-- Data for the task start --
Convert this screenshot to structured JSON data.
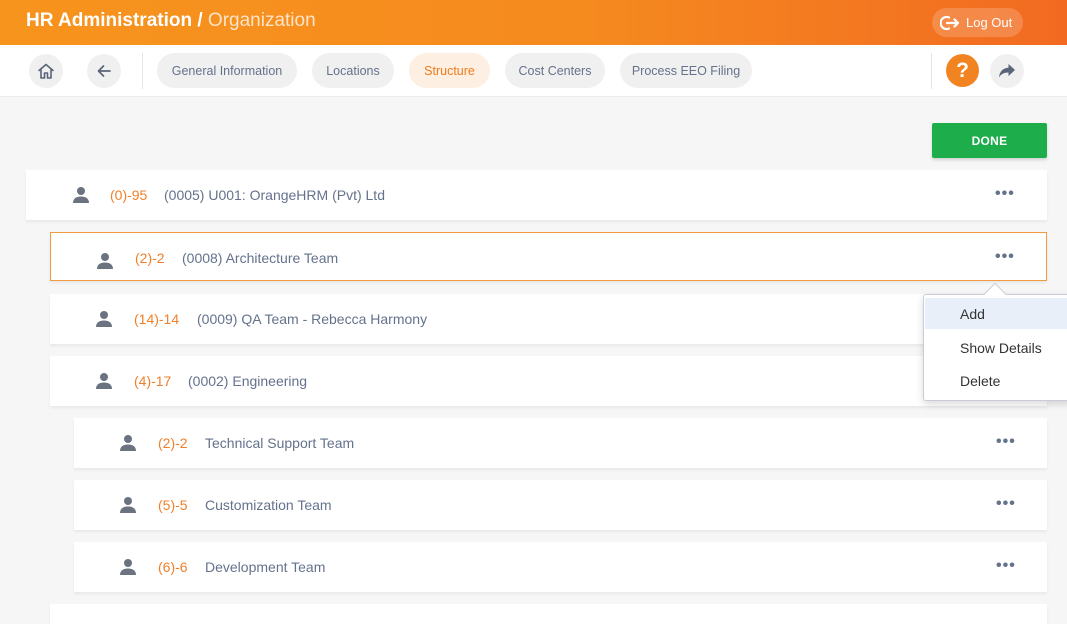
{
  "header": {
    "title_main": "HR Administration /",
    "title_sub": "Organization",
    "logout_label": "Log Out"
  },
  "nav": {
    "tabs": [
      {
        "label": "General Information"
      },
      {
        "label": "Locations"
      },
      {
        "label": "Structure"
      },
      {
        "label": "Cost Centers"
      },
      {
        "label": "Process EEO Filing"
      }
    ],
    "help_label": "?"
  },
  "actions": {
    "done_label": "DONE"
  },
  "tree": {
    "nodes": [
      {
        "count": "(0)-95",
        "name": "(0005) U001: OrangeHRM (Pvt) Ltd"
      },
      {
        "count": "(2)-2",
        "name": "(0008) Architecture Team"
      },
      {
        "count": "(14)-14",
        "name": "(0009) QA Team - Rebecca Harmony"
      },
      {
        "count": "(4)-17",
        "name": "(0002) Engineering"
      },
      {
        "count": "(2)-2",
        "name": "Technical Support Team"
      },
      {
        "count": "(5)-5",
        "name": "Customization Team"
      },
      {
        "count": "(6)-6",
        "name": "Development Team"
      }
    ],
    "more_symbol": "•••"
  },
  "context_menu": {
    "items": [
      {
        "label": "Add"
      },
      {
        "label": "Show Details"
      },
      {
        "label": "Delete"
      }
    ]
  },
  "colors": {
    "accent": "#f18421",
    "done": "#1ead4b",
    "count": "#f07f2a"
  }
}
-- Data for the task end --
Reproduce the whole listing word for word, setting aside any pictures.

Convert this screenshot to structured JSON data.
{
  "header": {
    "title_main": "HR Administration /",
    "title_sub": "Organization",
    "logout_label": "Log Out"
  },
  "nav": {
    "tabs": [
      {
        "label": "General Information"
      },
      {
        "label": "Locations"
      },
      {
        "label": "Structure"
      },
      {
        "label": "Cost Centers"
      },
      {
        "label": "Process EEO Filing"
      }
    ],
    "help_label": "?"
  },
  "actions": {
    "done_label": "DONE"
  },
  "tree": {
    "nodes": [
      {
        "count": "(0)-95",
        "name": "(0005) U001: OrangeHRM (Pvt) Ltd"
      },
      {
        "count": "(2)-2",
        "name": "(0008) Architecture Team"
      },
      {
        "count": "(14)-14",
        "name": "(0009) QA Team - Rebecca Harmony"
      },
      {
        "count": "(4)-17",
        "name": "(0002) Engineering"
      },
      {
        "count": "(2)-2",
        "name": "Technical Support Team"
      },
      {
        "count": "(5)-5",
        "name": "Customization Team"
      },
      {
        "count": "(6)-6",
        "name": "Development Team"
      }
    ],
    "more_symbol": "•••"
  },
  "context_menu": {
    "items": [
      {
        "label": "Add"
      },
      {
        "label": "Show Details"
      },
      {
        "label": "Delete"
      }
    ]
  },
  "colors": {
    "accent": "#f18421",
    "done": "#1ead4b",
    "count": "#f07f2a"
  }
}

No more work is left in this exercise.